>>
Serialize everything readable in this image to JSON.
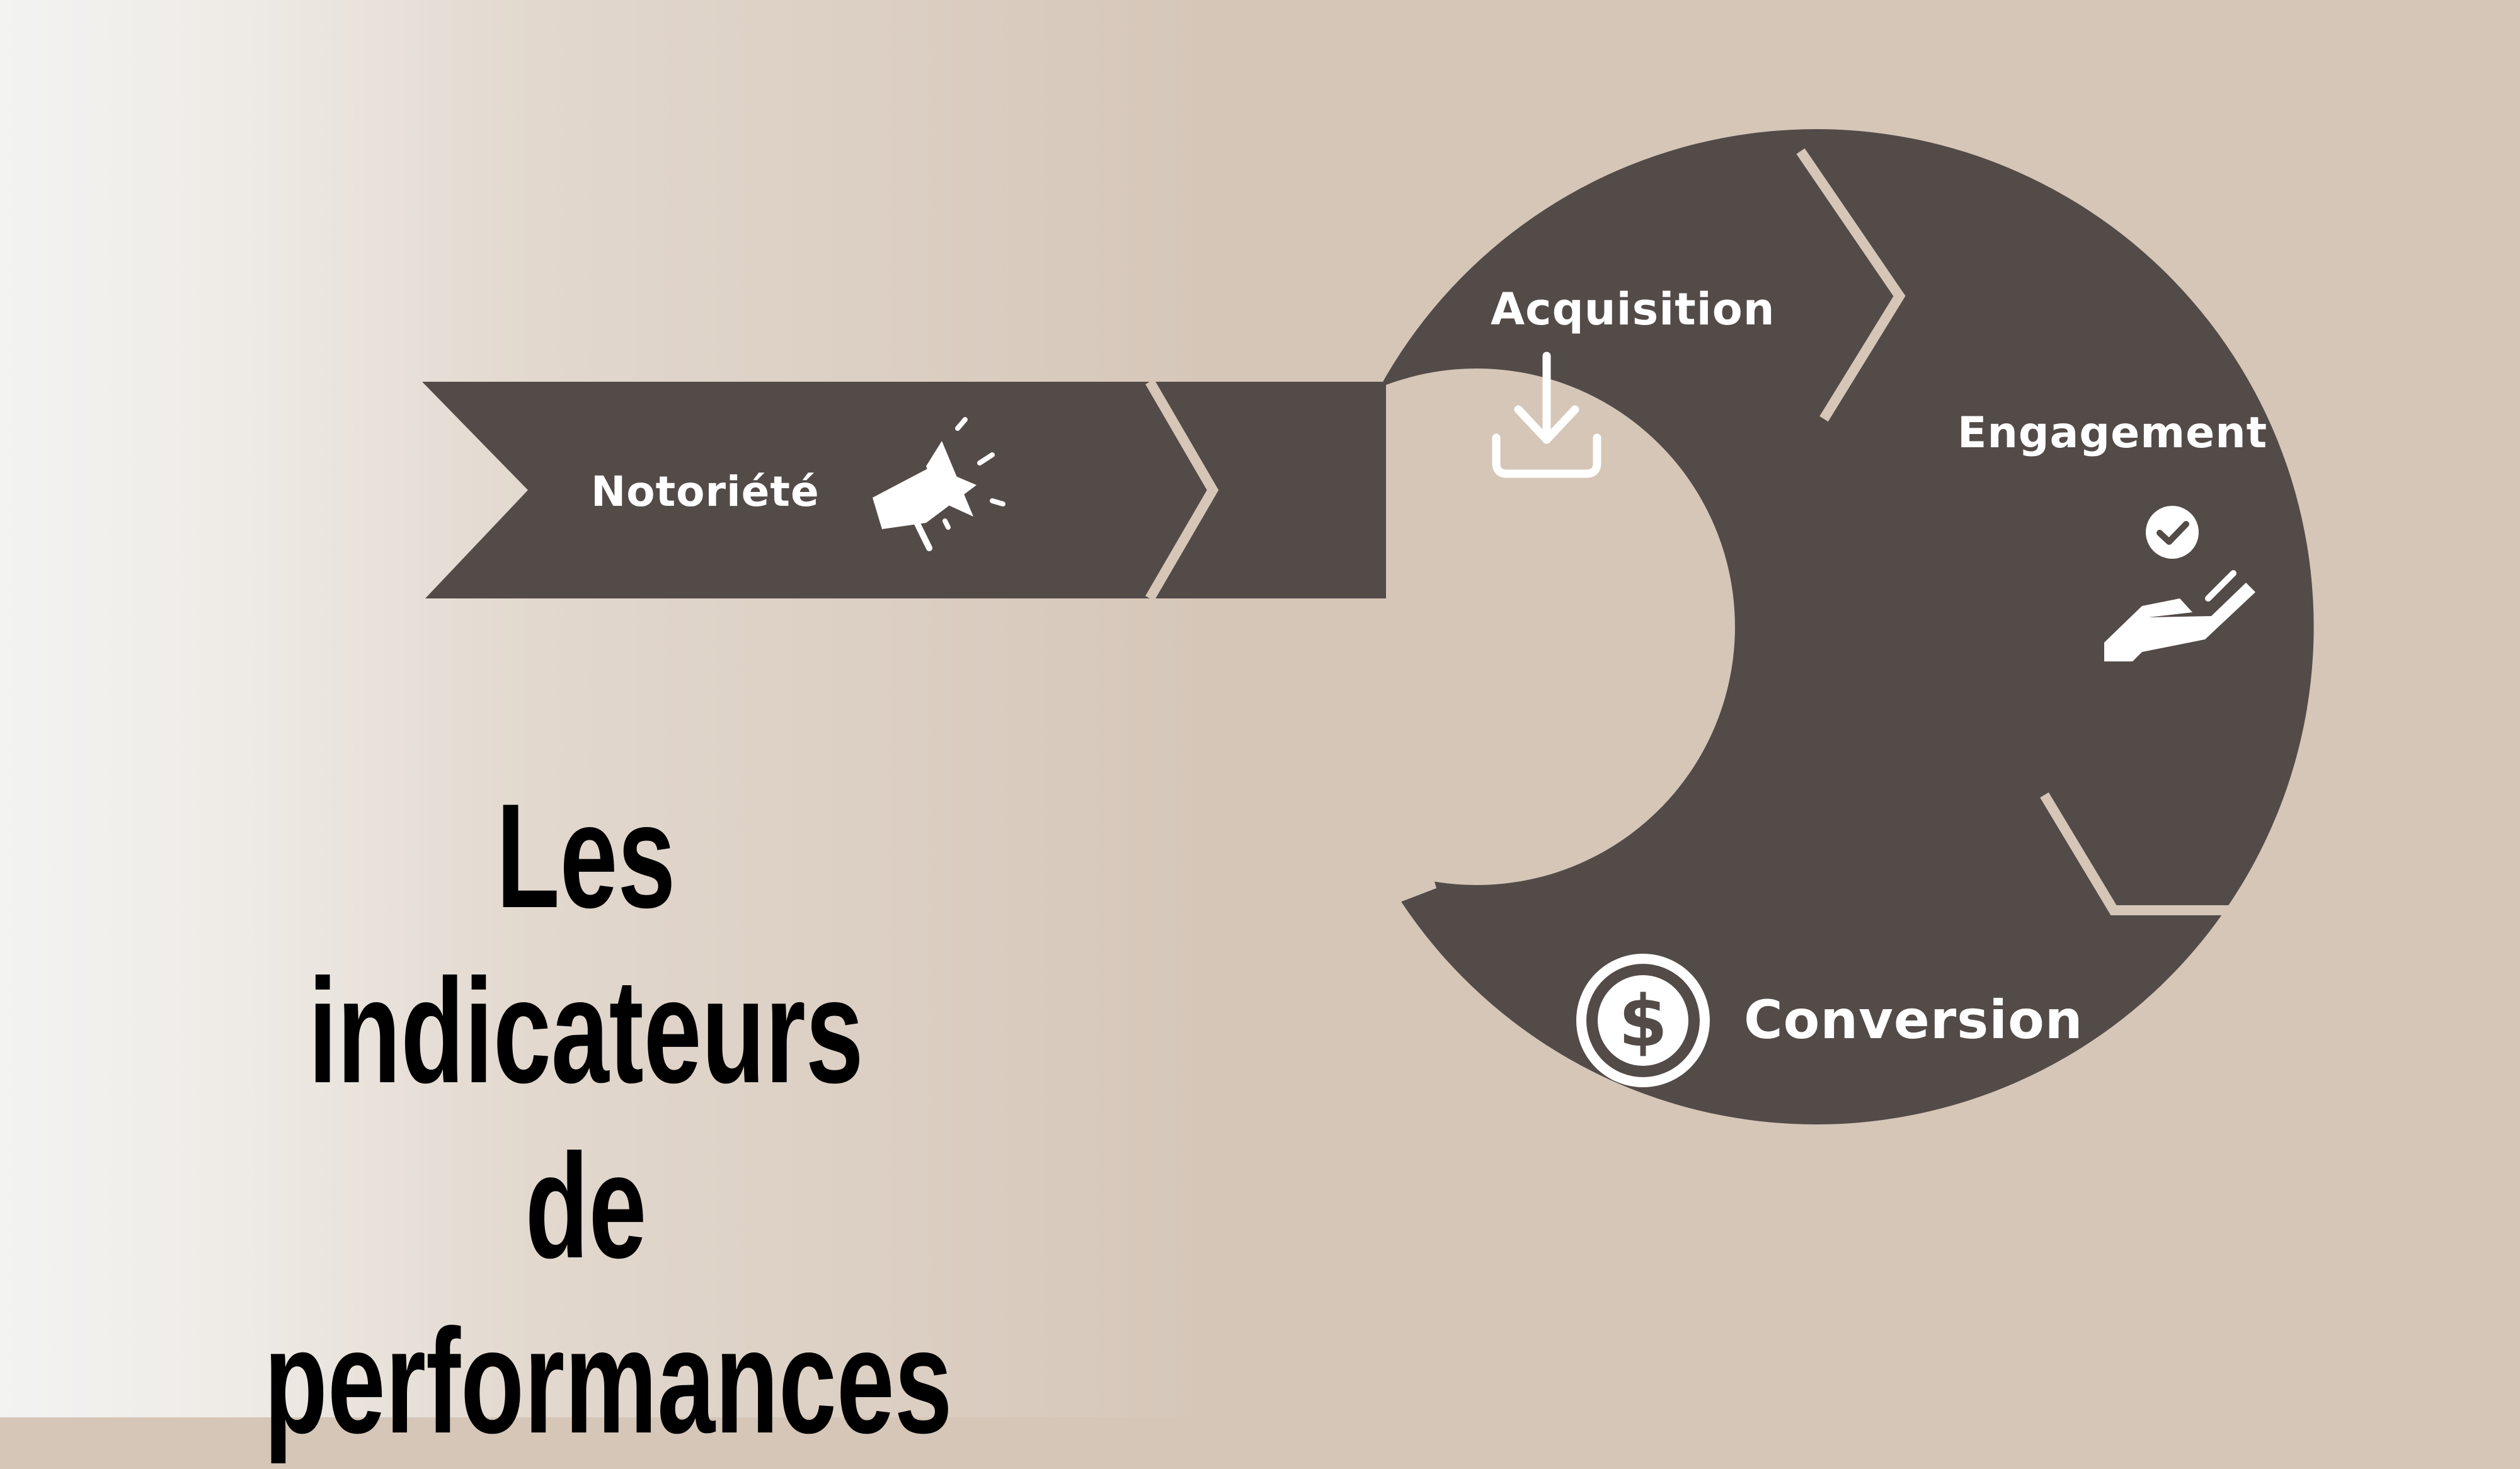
{
  "title": {
    "line1": "Les indicateurs",
    "line2": "de",
    "line3": "performances"
  },
  "stages": [
    {
      "label": "Notoriété",
      "icon": "megaphone-icon"
    },
    {
      "label": "Acquisition",
      "icon": "download-icon"
    },
    {
      "label": "Engagement",
      "icon": "hand-check-icon"
    },
    {
      "label": "Conversion",
      "icon": "dollar-coin-icon"
    }
  ],
  "colors": {
    "shape": "#534b48",
    "background": "#d5c6b8",
    "separator": "#d5c6b8",
    "text_light": "#ffffff",
    "title": "#000000"
  }
}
<<
Aim of the exercise – Transcribe every entry word for word, but omit the pictures.

Task output –
Serialize everything readable in this image to JSON.
{
  "title": {
    "line1": "Les indicateurs",
    "line2": "de",
    "line3": "performances"
  },
  "stages": [
    {
      "label": "Notoriété",
      "icon": "megaphone-icon"
    },
    {
      "label": "Acquisition",
      "icon": "download-icon"
    },
    {
      "label": "Engagement",
      "icon": "hand-check-icon"
    },
    {
      "label": "Conversion",
      "icon": "dollar-coin-icon"
    }
  ],
  "colors": {
    "shape": "#534b48",
    "background": "#d5c6b8",
    "separator": "#d5c6b8",
    "text_light": "#ffffff",
    "title": "#000000"
  }
}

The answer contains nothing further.